__Problem__:
In the data below, find each line containing the string "Metal" and return it.

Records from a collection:
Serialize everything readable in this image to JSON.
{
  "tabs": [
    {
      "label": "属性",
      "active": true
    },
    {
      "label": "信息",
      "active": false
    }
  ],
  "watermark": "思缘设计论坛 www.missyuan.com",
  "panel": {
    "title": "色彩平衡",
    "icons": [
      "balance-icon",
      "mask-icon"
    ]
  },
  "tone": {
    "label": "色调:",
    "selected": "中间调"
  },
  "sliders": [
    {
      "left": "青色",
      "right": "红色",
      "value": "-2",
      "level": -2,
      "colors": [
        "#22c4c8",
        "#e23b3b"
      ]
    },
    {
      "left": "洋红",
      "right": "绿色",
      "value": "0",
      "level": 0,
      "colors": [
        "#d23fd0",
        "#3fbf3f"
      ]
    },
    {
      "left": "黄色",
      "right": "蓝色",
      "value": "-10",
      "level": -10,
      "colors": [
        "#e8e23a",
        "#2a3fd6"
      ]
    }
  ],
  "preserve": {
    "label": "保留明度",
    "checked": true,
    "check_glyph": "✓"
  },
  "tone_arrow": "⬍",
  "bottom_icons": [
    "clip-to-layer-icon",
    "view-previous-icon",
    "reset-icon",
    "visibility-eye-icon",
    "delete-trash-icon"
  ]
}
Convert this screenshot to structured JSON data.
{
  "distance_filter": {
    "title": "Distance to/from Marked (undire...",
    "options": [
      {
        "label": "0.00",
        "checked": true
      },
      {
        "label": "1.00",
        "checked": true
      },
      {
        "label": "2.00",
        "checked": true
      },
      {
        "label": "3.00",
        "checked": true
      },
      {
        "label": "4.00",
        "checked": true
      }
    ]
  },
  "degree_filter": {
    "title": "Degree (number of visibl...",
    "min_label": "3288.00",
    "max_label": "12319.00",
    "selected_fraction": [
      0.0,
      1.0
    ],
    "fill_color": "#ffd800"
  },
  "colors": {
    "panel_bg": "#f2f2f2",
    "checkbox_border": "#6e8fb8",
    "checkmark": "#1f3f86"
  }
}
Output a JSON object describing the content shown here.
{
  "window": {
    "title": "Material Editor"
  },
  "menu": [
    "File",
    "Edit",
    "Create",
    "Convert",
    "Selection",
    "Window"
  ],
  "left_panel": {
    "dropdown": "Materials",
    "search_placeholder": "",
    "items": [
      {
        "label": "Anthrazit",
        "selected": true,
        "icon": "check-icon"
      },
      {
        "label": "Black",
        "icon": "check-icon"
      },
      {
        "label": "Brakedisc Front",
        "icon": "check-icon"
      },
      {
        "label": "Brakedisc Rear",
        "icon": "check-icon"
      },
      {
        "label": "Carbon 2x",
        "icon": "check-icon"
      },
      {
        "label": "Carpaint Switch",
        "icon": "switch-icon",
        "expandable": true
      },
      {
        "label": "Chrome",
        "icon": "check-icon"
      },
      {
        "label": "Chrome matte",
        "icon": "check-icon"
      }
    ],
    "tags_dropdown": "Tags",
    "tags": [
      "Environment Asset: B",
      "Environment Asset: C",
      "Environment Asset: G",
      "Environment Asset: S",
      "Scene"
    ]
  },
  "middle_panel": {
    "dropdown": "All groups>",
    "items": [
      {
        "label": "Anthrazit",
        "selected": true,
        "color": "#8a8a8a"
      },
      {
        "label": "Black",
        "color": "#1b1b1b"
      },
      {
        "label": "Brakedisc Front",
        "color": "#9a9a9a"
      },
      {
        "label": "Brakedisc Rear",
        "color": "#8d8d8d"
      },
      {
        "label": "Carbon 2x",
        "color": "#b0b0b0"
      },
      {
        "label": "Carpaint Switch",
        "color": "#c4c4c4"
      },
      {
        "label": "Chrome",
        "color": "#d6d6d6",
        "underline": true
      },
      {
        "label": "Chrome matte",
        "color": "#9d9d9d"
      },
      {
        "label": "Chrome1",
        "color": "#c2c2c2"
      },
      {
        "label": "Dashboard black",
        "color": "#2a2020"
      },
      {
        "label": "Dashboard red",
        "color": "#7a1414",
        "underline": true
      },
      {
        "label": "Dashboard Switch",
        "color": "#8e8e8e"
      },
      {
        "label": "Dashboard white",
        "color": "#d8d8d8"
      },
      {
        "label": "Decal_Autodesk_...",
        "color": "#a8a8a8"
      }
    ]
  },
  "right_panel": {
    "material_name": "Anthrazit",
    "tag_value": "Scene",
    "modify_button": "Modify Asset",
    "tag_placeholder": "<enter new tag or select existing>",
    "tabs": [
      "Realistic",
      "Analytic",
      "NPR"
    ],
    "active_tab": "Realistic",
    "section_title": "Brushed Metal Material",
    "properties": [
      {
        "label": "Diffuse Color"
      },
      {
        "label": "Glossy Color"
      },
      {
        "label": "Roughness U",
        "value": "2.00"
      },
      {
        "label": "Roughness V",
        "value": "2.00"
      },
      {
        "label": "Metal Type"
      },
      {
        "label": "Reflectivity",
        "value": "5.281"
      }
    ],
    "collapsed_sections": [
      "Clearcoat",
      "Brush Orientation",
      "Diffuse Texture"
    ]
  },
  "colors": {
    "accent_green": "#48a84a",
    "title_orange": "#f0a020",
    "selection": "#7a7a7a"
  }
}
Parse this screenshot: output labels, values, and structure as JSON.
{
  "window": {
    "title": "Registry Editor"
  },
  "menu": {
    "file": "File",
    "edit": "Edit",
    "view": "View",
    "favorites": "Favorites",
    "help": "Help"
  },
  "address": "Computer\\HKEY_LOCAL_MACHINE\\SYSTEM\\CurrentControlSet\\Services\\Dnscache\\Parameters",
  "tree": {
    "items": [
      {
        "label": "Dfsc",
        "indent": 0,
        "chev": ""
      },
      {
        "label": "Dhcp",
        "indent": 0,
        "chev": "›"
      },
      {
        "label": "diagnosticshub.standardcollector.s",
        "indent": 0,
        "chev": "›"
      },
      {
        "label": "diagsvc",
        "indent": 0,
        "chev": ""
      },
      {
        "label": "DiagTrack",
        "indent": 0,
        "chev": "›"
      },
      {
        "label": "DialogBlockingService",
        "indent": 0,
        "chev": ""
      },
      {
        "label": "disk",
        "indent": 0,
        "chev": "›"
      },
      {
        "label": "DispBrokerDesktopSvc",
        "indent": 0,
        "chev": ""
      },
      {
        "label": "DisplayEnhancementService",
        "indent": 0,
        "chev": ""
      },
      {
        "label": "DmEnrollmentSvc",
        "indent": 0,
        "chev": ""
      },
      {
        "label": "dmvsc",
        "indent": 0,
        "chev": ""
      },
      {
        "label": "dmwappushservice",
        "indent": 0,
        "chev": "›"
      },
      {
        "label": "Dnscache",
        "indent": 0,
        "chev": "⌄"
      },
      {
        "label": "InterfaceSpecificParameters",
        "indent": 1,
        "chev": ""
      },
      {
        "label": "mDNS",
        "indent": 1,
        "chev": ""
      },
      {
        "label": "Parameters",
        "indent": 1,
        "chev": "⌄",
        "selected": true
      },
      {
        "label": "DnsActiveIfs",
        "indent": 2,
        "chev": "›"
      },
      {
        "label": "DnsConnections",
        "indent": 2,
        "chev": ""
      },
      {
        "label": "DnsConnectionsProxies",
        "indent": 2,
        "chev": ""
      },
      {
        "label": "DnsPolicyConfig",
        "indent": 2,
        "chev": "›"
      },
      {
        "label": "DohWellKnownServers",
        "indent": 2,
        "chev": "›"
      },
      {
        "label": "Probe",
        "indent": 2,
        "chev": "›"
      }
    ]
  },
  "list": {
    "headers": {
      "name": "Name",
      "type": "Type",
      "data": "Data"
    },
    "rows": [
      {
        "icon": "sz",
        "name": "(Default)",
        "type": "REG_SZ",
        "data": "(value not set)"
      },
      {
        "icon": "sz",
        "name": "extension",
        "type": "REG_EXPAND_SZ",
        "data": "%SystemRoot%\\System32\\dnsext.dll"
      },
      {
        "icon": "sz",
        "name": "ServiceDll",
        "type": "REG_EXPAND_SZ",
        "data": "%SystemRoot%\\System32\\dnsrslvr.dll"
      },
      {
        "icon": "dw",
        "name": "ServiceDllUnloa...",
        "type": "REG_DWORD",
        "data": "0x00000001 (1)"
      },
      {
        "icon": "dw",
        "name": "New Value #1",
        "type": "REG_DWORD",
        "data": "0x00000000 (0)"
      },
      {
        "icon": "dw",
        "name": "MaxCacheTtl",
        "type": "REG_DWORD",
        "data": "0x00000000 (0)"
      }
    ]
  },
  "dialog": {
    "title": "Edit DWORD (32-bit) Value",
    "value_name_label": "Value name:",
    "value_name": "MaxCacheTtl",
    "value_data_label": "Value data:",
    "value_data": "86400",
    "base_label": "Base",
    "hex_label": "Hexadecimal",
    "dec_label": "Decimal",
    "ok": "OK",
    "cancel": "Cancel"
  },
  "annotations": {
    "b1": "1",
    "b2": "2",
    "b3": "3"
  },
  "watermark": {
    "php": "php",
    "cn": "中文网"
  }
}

__Answer for this exercise__:
    "section_title": "Brushed Metal Material",
        "label": "Metal Type"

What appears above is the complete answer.